▶ [Task brief]: Output all lines exactly.

-- start of Provided material --

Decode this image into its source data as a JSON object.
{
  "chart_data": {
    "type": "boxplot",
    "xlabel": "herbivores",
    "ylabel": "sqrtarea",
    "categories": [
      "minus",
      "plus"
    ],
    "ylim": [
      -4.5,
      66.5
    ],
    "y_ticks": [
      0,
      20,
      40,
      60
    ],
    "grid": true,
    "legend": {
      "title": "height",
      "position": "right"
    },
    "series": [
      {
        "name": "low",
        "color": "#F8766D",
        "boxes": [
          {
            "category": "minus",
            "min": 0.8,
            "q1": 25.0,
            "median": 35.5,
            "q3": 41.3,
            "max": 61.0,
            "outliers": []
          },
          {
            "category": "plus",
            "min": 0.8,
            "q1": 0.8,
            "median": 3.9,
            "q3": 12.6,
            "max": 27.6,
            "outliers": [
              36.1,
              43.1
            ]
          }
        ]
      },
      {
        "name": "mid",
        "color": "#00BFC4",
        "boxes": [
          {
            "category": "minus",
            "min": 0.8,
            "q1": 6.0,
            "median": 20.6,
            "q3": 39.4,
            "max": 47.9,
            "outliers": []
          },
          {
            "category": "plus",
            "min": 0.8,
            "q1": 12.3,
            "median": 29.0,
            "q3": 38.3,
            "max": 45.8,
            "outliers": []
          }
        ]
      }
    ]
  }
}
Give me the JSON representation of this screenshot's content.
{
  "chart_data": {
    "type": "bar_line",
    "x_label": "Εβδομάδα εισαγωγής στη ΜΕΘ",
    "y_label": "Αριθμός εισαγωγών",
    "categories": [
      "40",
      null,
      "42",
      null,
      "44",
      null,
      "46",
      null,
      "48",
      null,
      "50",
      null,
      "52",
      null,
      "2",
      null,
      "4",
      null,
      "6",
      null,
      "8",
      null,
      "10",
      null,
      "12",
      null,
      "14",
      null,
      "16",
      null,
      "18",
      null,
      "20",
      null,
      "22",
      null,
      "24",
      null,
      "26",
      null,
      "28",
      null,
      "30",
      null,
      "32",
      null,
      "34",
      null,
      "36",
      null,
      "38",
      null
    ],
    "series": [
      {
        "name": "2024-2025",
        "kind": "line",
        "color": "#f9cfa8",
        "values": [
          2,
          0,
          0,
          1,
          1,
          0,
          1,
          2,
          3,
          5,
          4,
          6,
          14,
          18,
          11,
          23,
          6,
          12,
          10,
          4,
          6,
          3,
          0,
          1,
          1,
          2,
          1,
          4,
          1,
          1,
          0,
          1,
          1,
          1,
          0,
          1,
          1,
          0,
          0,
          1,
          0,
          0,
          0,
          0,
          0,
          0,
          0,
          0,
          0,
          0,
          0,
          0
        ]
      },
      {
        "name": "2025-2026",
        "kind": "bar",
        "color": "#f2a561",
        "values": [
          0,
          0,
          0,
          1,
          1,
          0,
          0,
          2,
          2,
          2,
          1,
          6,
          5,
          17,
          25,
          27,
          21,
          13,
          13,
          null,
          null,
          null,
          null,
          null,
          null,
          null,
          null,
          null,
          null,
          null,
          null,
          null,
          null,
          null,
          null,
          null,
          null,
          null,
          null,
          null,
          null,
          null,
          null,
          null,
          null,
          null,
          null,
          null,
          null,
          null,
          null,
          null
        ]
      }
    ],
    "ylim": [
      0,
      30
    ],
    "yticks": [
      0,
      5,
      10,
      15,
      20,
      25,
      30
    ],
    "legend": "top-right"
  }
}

-- end of Provided material --

▶ [Task output]:
Decode this image into its source data as a JSON object.
{
  "chart_data": {
    "type": "boxplot",
    "xlabel": "herbivores",
    "ylabel": "sqrtarea",
    "categories": [
      "minus",
      "plus"
    ],
    "ylim": [
      -4.5,
      66.5
    ],
    "y_ticks": [
      0,
      20,
      40,
      60
    ],
    "grid": true,
    "legend": {
      "title": "height",
      "position": "right"
    },
    "series": [
      {
        "name": "low",
        "color": "#F8766D",
        "boxes": [
          {
            "category": "minus",
            "min": 0.8,
            "q1": 25.0,
            "median": 35.5,
            "q3": 41.3,
            "max": 61.0,
            "outliers": []
          },
          {
            "category": "plus",
            "min": 0.8,
            "q1": 0.8,
            "median": 3.9,
            "q3": 12.6,
            "max": 27.6,
            "outliers": [
              36.1,
              43.1
            ]
          }
        ]
      },
      {
        "name": "mid",
        "color": "#00BFC4",
        "boxes": [
          {
            "category": "minus",
            "min": 0.8,
            "q1": 6.0,
            "median": 20.6,
            "q3": 39.4,
            "max": 47.9,
            "outliers": []
          },
          {
            "category": "plus",
            "min": 0.8,
            "q1": 12.3,
            "median": 29.0,
            "q3": 38.3,
            "max": 45.8,
            "outliers": []
          }
        ]
      }
    ]
  }
}
Give me the JSON representation of this screenshot's content.
{
  "chart_data": {
    "type": "bar_line",
    "x_label": "Εβδομάδα εισαγωγής στη ΜΕΘ",
    "y_label": "Αριθμός εισαγωγών",
    "categories": [
      "40",
      null,
      "42",
      null,
      "44",
      null,
      "46",
      null,
      "48",
      null,
      "50",
      null,
      "52",
      null,
      "2",
      null,
      "4",
      null,
      "6",
      null,
      "8",
      null,
      "10",
      null,
      "12",
      null,
      "14",
      null,
      "16",
      null,
      "18",
      null,
      "20",
      null,
      "22",
      null,
      "24",
      null,
      "26",
      null,
      "28",
      null,
      "30",
      null,
      "32",
      null,
      "34",
      null,
      "36",
      null,
      "38",
      null
    ],
    "series": [
      {
        "name": "2024-2025",
        "kind": "line",
        "color": "#f9cfa8",
        "values": [
          2,
          0,
          0,
          1,
          1,
          0,
          1,
          2,
          3,
          5,
          4,
          6,
          14,
          18,
          11,
          23,
          6,
          12,
          10,
          4,
          6,
          3,
          0,
          1,
          1,
          2,
          1,
          4,
          1,
          1,
          0,
          1,
          1,
          1,
          0,
          1,
          1,
          0,
          0,
          1,
          0,
          0,
          0,
          0,
          0,
          0,
          0,
          0,
          0,
          0,
          0,
          0
        ]
      },
      {
        "name": "2025-2026",
        "kind": "bar",
        "color": "#f2a561",
        "values": [
          0,
          0,
          0,
          1,
          1,
          0,
          0,
          2,
          2,
          2,
          1,
          6,
          5,
          17,
          25,
          27,
          21,
          13,
          13,
          null,
          null,
          null,
          null,
          null,
          null,
          null,
          null,
          null,
          null,
          null,
          null,
          null,
          null,
          null,
          null,
          null,
          null,
          null,
          null,
          null,
          null,
          null,
          null,
          null,
          null,
          null,
          null,
          null,
          null,
          null,
          null,
          null
        ]
      }
    ],
    "ylim": [
      0,
      30
    ],
    "yticks": [
      0,
      5,
      10,
      15,
      20,
      25,
      30
    ],
    "legend": "top-right"
  }
}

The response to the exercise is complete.